* **AIM OF THE EXERCISE**: The answer must consist of every line in the data that contains "title".

** EXTRACTED ENTRIES follows **

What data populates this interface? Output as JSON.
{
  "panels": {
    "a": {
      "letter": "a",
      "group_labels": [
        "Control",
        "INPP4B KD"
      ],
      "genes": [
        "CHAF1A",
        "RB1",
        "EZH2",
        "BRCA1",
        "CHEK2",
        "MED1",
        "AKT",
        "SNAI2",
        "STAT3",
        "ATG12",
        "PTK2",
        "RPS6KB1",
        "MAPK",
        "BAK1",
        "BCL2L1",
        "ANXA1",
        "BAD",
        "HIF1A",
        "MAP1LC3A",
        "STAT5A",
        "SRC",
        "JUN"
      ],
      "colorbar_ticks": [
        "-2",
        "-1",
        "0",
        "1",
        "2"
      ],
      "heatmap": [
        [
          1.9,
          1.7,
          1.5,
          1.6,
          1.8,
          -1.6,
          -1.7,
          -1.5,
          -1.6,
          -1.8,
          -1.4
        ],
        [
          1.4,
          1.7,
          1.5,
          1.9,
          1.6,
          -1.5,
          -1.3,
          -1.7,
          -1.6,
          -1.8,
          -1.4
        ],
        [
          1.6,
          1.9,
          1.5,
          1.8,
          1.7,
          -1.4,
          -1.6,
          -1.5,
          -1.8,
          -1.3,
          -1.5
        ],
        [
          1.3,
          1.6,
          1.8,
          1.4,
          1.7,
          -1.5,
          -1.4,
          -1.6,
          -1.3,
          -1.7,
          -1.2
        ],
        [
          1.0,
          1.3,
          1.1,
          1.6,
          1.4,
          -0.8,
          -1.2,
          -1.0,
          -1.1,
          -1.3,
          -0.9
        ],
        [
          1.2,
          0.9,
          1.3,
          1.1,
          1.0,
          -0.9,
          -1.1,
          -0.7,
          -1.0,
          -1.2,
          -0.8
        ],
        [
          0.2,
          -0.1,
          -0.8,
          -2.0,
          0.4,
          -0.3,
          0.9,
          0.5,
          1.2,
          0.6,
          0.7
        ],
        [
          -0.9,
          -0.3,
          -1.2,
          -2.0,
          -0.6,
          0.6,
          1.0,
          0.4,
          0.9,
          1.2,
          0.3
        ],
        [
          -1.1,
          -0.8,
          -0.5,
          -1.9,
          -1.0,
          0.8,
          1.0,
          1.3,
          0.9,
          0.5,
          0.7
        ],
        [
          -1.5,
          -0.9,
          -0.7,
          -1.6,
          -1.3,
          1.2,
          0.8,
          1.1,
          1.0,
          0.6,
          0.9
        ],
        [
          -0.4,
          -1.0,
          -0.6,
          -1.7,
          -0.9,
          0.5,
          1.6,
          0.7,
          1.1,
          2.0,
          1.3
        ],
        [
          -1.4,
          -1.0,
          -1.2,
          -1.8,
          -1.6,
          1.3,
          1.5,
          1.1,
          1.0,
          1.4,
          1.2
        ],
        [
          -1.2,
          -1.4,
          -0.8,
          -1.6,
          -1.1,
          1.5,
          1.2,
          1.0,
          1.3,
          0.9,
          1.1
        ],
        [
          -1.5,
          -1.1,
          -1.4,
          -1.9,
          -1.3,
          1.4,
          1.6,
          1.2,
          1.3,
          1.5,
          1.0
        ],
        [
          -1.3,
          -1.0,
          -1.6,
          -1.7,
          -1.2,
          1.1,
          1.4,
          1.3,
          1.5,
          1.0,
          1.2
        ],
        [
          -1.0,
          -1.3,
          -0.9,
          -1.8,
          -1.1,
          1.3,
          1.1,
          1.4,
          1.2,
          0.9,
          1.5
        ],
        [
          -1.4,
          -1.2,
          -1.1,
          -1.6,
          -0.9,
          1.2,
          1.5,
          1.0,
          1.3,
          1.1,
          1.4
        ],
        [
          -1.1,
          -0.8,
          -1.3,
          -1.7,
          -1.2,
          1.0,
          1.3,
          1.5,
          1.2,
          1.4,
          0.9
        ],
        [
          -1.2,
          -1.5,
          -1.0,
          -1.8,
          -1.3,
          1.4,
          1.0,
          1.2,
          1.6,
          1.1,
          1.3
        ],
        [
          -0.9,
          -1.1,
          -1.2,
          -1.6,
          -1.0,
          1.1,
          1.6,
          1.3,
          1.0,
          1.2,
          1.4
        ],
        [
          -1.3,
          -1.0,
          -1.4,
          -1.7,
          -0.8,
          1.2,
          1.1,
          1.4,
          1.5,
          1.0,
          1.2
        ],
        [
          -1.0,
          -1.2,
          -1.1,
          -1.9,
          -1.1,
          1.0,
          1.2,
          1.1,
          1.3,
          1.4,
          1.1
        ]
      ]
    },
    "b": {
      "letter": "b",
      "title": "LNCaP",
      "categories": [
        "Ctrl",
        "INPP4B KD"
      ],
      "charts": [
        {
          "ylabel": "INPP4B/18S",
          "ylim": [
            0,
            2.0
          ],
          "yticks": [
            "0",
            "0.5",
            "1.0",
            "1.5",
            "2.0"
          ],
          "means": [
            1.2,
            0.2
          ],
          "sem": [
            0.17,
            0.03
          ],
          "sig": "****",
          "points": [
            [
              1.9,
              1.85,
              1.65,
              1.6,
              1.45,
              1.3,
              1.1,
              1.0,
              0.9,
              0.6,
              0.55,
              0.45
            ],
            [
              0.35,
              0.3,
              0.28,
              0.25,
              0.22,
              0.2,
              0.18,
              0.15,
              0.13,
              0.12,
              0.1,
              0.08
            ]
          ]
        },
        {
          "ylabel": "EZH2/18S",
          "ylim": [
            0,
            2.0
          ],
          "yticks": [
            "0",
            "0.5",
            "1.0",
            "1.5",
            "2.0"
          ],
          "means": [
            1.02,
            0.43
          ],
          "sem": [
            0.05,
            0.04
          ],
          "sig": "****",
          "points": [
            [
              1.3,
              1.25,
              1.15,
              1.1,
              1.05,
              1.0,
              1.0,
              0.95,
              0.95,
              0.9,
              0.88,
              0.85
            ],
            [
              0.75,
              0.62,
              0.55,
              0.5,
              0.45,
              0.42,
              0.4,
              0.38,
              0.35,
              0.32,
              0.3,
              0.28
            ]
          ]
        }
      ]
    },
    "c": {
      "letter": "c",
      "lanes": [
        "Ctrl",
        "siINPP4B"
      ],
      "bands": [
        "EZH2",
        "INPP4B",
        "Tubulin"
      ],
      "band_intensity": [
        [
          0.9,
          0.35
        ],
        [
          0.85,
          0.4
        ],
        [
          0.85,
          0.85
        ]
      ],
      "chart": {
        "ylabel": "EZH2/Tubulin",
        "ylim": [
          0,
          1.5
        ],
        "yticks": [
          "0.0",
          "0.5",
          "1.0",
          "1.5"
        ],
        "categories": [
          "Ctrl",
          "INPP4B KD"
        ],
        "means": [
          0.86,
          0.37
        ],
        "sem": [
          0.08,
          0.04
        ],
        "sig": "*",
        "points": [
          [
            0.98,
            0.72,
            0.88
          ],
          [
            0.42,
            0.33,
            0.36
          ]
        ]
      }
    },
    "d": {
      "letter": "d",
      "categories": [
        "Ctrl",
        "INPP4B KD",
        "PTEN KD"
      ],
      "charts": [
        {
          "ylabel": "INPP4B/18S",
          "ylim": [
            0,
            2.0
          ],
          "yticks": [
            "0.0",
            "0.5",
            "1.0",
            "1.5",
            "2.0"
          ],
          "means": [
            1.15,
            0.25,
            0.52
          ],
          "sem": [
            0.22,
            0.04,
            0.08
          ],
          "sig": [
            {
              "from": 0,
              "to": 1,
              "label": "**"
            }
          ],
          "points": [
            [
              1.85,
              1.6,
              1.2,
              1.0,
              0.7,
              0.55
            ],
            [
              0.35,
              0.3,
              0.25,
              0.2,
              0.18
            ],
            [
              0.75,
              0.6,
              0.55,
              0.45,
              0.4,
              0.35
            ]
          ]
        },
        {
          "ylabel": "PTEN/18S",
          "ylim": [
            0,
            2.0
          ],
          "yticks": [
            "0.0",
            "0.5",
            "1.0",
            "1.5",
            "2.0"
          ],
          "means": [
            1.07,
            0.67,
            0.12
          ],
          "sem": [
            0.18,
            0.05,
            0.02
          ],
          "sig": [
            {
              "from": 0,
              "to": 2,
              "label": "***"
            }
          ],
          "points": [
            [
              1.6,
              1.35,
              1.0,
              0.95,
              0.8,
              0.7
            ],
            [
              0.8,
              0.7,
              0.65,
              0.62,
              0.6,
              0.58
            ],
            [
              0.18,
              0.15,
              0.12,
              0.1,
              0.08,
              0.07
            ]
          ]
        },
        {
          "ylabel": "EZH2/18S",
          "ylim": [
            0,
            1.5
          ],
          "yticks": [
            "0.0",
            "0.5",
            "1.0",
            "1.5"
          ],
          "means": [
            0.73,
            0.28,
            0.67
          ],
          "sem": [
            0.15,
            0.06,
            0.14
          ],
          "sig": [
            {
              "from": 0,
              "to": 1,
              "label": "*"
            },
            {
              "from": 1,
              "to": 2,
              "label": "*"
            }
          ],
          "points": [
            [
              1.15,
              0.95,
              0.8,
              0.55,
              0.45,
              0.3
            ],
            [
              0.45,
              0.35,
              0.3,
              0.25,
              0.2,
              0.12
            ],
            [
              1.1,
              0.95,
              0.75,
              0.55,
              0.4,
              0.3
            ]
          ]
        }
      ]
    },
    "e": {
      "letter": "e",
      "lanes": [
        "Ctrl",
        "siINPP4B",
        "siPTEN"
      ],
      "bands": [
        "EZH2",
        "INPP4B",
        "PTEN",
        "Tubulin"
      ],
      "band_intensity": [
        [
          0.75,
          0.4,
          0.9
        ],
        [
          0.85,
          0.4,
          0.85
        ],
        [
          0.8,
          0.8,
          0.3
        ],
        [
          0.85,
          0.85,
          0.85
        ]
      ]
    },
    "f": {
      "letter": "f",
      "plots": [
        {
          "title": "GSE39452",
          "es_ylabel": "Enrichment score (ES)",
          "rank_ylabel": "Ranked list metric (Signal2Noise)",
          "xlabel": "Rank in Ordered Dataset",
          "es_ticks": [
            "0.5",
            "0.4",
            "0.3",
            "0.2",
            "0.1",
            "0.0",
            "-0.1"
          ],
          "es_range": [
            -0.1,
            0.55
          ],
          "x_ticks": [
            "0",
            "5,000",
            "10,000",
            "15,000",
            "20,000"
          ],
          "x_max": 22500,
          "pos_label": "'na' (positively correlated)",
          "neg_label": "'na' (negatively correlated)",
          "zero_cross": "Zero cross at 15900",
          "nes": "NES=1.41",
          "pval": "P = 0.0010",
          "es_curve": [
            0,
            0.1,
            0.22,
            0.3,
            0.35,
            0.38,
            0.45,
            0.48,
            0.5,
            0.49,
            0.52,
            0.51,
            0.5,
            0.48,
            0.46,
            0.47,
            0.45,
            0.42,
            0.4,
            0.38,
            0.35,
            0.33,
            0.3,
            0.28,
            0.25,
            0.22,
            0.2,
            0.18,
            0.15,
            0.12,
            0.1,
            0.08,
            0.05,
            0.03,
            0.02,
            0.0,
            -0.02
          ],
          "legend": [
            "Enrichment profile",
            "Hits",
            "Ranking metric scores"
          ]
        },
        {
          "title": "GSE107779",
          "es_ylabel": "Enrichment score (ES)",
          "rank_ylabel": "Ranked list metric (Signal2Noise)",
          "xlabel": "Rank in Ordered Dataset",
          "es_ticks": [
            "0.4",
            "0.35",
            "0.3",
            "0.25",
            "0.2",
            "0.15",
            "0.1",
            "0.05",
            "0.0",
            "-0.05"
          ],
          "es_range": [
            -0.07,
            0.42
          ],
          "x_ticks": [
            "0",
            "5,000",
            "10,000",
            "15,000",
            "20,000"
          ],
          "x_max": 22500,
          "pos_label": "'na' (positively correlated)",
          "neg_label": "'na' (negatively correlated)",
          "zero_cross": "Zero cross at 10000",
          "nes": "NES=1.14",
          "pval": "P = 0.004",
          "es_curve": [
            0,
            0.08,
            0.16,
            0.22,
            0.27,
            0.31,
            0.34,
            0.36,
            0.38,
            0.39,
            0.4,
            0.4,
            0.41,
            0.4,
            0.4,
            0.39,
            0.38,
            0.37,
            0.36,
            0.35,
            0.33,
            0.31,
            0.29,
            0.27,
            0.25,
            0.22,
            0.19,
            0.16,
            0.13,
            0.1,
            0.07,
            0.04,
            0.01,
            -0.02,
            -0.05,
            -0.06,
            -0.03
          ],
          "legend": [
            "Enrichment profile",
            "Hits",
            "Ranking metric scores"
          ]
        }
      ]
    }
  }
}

** End of EXTRACTED ENTRIES **

* **ANSWER FOR THE TASK**:
      "title": "LNCaP",
          "title": "GSE39452",
          "title": "GSE107779",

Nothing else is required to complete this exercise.